Extracts from a graphics dataset
+ + + + + + +

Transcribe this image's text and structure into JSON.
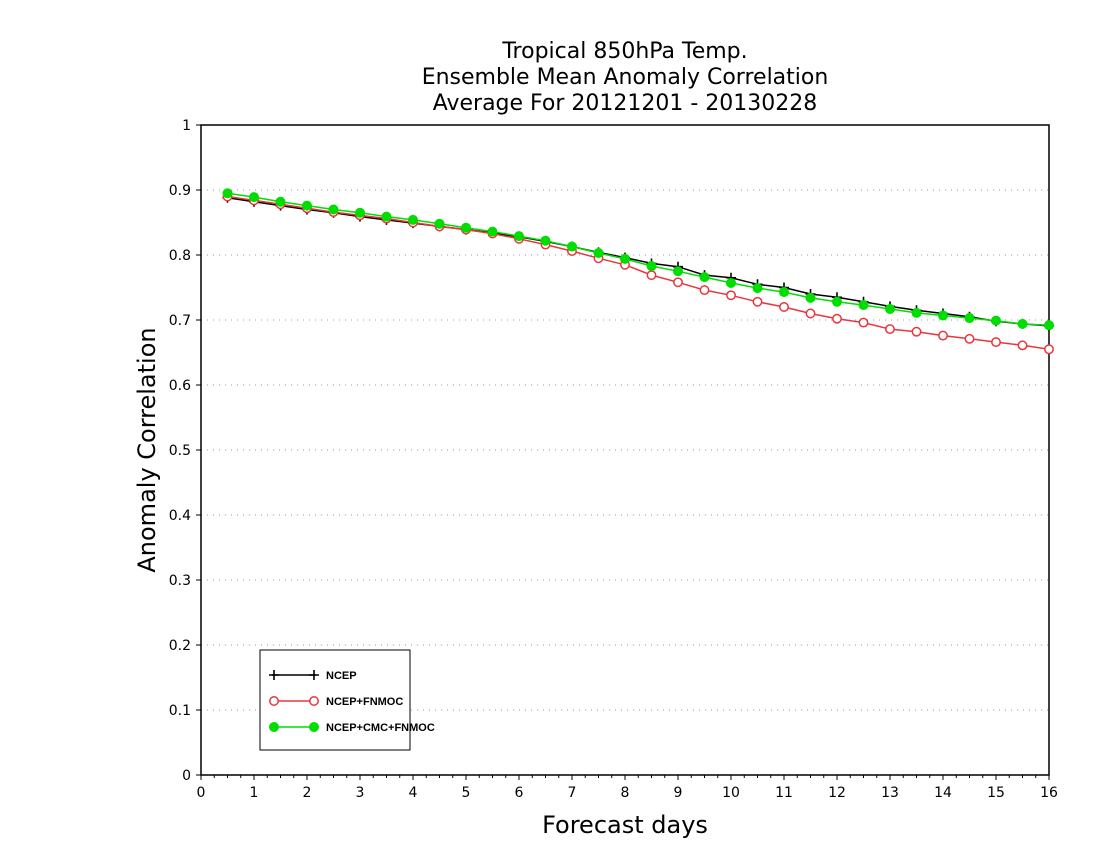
{
  "chart_data": {
    "type": "line",
    "title": [
      "Tropical 850hPa Temp.",
      "Ensemble Mean Anomaly Correlation",
      "Average For 20121201 - 20130228"
    ],
    "xlabel": "Forecast days",
    "ylabel": "Anomaly Correlation",
    "xlim": [
      0,
      16
    ],
    "ylim": [
      0,
      1
    ],
    "xticks": [
      "0",
      "1",
      "2",
      "3",
      "4",
      "5",
      "6",
      "7",
      "8",
      "9",
      "10",
      "11",
      "12",
      "13",
      "14",
      "15",
      "16"
    ],
    "yticks": [
      "0",
      "0.1",
      "0.2",
      "0.3",
      "0.4",
      "0.5",
      "0.6",
      "0.7",
      "0.8",
      "0.9",
      "1"
    ],
    "grid": "horizontal dotted",
    "legend_position": "bottom-left",
    "x": [
      0.5,
      1,
      1.5,
      2,
      2.5,
      3,
      3.5,
      4,
      4.5,
      5,
      5.5,
      6,
      6.5,
      7,
      7.5,
      8,
      8.5,
      9,
      9.5,
      10,
      10.5,
      11,
      11.5,
      12,
      12.5,
      13,
      13.5,
      14,
      14.5,
      15,
      15.5,
      16
    ],
    "series": [
      {
        "name": "NCEP",
        "color": "#000000",
        "marker": "plus",
        "values": [
          0.888,
          0.882,
          0.876,
          0.87,
          0.865,
          0.859,
          0.854,
          0.849,
          0.844,
          0.839,
          0.834,
          0.828,
          0.821,
          0.813,
          0.804,
          0.796,
          0.787,
          0.782,
          0.769,
          0.765,
          0.755,
          0.75,
          0.74,
          0.735,
          0.728,
          0.721,
          0.715,
          0.71,
          0.705,
          0.698,
          0.694,
          0.691
        ]
      },
      {
        "name": "NCEP+FNMOC",
        "color": "#e8363c",
        "marker": "open-circle",
        "values": [
          0.89,
          0.884,
          0.878,
          0.872,
          0.866,
          0.861,
          0.856,
          0.85,
          0.844,
          0.839,
          0.833,
          0.825,
          0.816,
          0.806,
          0.795,
          0.785,
          0.769,
          0.758,
          0.746,
          0.738,
          0.728,
          0.72,
          0.71,
          0.702,
          0.696,
          0.686,
          0.682,
          0.676,
          0.671,
          0.666,
          0.661,
          0.655
        ]
      },
      {
        "name": "NCEP+CMC+FNMOC",
        "color": "#00dd00",
        "marker": "filled-circle",
        "values": [
          0.895,
          0.889,
          0.882,
          0.876,
          0.87,
          0.865,
          0.859,
          0.854,
          0.848,
          0.842,
          0.836,
          0.829,
          0.822,
          0.813,
          0.803,
          0.794,
          0.783,
          0.775,
          0.766,
          0.757,
          0.749,
          0.743,
          0.734,
          0.728,
          0.723,
          0.717,
          0.711,
          0.707,
          0.703,
          0.699,
          0.694,
          0.692
        ]
      }
    ]
  }
}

+ + + + + + +

# Goal
From the entries above, return each line with the word "Anomaly" in it.

# Final result
      "Ensemble Mean Anomaly Correlation",
    "ylabel": "Anomaly Correlation",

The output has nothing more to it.